Given instruction
Copy the rows from the beginning through the line containing "- heatmap-cell: [432, 343, 453, 364]", changing "heatmap-cell" to "grid-cell" and leaving everything else unchanged.

Dataset
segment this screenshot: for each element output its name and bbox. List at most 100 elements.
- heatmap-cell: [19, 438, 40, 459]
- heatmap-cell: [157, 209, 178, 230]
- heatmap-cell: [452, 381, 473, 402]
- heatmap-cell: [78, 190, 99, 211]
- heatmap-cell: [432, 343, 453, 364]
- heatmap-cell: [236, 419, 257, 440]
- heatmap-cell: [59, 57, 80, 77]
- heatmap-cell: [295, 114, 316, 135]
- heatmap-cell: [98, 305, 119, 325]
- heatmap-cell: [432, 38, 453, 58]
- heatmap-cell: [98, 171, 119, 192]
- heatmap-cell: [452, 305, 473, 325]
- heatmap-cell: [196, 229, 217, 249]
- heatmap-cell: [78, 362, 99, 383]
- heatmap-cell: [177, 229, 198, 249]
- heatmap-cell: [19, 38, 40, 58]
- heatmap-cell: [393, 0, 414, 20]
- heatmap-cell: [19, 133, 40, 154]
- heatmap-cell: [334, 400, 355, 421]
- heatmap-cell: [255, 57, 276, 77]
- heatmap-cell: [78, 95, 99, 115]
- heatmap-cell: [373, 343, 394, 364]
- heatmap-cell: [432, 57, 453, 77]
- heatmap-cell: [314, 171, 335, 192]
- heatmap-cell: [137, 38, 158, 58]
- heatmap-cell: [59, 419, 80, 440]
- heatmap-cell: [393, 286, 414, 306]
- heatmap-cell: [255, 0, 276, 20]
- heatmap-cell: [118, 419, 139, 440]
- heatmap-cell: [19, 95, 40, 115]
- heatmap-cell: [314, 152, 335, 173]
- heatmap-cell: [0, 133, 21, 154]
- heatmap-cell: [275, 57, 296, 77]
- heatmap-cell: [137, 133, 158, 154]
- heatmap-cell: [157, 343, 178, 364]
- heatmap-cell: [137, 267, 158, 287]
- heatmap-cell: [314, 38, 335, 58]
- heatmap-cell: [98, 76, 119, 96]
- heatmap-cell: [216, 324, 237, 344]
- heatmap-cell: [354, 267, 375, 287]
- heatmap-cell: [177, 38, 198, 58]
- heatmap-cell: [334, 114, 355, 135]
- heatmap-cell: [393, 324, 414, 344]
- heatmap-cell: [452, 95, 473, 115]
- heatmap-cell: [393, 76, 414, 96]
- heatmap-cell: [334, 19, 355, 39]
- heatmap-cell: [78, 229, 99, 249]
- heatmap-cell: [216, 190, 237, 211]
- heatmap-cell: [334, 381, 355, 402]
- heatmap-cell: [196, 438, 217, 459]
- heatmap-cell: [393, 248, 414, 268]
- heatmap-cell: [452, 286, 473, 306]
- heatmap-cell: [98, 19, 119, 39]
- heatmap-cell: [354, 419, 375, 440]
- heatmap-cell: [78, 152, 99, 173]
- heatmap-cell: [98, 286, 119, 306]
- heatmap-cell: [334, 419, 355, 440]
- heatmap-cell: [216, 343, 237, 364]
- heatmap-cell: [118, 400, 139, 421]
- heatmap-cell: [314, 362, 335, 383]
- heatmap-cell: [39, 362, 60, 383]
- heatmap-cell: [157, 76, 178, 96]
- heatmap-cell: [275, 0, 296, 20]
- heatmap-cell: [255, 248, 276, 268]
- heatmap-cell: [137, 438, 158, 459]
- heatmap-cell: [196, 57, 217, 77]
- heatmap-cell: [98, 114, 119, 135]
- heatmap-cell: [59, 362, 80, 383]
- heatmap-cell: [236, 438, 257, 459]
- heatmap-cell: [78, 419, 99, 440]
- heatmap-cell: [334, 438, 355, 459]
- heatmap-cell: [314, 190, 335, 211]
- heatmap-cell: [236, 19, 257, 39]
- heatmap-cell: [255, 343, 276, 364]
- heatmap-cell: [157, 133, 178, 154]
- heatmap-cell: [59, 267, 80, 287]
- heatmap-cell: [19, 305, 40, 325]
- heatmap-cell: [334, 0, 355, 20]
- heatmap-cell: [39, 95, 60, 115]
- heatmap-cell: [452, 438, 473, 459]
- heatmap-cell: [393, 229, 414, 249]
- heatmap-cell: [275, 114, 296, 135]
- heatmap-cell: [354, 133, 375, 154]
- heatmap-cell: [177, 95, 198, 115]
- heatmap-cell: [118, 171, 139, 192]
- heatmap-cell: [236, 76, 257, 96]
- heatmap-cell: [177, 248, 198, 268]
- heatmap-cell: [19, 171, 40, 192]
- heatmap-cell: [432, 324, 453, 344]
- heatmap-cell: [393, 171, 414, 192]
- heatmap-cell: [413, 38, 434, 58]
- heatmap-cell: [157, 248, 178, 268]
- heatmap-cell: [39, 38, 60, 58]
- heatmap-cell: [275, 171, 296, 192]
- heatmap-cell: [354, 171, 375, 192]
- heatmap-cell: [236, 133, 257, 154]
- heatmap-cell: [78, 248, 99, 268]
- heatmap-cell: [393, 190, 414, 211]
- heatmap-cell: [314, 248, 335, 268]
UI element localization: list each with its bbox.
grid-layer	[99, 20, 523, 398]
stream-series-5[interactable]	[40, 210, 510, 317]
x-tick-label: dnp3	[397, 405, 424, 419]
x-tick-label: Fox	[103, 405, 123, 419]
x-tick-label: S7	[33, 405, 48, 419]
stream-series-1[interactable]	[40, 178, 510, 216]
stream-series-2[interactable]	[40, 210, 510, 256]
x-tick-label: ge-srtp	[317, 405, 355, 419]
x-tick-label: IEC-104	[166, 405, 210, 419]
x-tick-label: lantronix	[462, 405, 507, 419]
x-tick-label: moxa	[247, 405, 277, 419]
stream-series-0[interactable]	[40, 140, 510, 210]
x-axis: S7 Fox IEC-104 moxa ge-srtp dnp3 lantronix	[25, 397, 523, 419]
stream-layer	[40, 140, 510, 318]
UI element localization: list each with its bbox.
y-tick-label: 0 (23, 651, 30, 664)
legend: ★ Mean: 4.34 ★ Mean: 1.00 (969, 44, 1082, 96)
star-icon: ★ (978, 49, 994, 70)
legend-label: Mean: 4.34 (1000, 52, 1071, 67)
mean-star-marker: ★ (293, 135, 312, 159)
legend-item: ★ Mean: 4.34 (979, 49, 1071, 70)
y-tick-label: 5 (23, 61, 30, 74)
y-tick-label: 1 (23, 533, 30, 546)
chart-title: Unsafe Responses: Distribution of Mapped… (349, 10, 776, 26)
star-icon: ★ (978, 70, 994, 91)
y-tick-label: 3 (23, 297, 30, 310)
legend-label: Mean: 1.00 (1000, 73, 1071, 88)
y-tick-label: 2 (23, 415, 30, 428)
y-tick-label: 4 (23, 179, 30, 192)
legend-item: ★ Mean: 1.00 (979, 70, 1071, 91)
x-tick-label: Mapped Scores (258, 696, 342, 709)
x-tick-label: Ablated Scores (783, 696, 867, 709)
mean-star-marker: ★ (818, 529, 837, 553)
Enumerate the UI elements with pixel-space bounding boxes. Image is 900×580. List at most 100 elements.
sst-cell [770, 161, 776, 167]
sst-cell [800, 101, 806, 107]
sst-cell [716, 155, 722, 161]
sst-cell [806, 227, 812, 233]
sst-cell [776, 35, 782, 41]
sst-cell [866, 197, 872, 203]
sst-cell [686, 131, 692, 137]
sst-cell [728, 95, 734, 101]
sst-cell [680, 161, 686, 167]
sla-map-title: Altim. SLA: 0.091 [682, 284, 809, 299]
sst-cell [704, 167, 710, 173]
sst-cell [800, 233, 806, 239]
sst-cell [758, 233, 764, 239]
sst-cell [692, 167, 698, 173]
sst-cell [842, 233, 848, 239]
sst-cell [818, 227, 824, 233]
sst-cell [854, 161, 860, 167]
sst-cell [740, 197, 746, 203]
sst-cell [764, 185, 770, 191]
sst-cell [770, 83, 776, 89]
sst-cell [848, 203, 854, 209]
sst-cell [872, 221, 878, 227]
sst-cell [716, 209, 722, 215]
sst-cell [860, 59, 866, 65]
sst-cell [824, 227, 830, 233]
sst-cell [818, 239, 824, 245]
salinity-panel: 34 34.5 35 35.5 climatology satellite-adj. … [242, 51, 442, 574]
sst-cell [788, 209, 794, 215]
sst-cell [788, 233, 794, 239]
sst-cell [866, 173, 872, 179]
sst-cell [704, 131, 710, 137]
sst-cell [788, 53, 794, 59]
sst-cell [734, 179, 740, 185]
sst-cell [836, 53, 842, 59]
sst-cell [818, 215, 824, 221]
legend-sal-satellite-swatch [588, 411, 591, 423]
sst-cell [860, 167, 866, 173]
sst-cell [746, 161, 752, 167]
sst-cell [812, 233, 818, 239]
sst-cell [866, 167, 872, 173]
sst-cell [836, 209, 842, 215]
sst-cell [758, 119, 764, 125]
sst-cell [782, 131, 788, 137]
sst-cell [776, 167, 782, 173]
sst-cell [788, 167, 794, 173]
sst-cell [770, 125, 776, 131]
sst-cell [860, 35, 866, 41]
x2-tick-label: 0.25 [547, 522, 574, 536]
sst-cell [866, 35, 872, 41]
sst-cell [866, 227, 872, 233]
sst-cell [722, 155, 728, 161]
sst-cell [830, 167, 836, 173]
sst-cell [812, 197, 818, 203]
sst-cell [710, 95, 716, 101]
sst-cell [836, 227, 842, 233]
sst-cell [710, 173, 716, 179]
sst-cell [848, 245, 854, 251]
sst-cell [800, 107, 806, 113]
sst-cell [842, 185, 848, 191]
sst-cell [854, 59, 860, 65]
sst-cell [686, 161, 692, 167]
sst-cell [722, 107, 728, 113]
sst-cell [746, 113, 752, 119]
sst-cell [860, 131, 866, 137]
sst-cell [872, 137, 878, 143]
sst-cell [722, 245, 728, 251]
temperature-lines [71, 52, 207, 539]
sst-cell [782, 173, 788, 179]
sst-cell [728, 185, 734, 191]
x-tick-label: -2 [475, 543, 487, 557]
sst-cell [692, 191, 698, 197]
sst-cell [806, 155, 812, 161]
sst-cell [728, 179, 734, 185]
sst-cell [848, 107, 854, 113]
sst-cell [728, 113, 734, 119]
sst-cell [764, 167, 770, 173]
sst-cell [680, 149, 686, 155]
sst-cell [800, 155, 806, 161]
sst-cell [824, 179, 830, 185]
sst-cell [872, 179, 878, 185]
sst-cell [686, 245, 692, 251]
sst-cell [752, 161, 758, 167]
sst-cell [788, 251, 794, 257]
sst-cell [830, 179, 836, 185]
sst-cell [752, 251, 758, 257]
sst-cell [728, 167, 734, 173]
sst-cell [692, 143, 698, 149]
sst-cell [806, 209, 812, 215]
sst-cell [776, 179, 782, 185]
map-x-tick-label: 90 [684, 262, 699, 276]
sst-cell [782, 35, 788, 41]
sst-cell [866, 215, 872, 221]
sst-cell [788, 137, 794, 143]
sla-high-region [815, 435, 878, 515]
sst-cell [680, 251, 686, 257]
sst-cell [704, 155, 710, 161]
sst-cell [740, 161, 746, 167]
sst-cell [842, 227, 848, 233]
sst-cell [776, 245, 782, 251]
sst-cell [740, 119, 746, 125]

Answer to the exercise
segment this screenshot: for each element output its name and bbox. List at most 100 elements.
- grid-cell: [19, 438, 40, 459]
- grid-cell: [157, 209, 178, 230]
- grid-cell: [452, 381, 473, 402]
- grid-cell: [78, 190, 99, 211]
- grid-cell: [432, 343, 453, 364]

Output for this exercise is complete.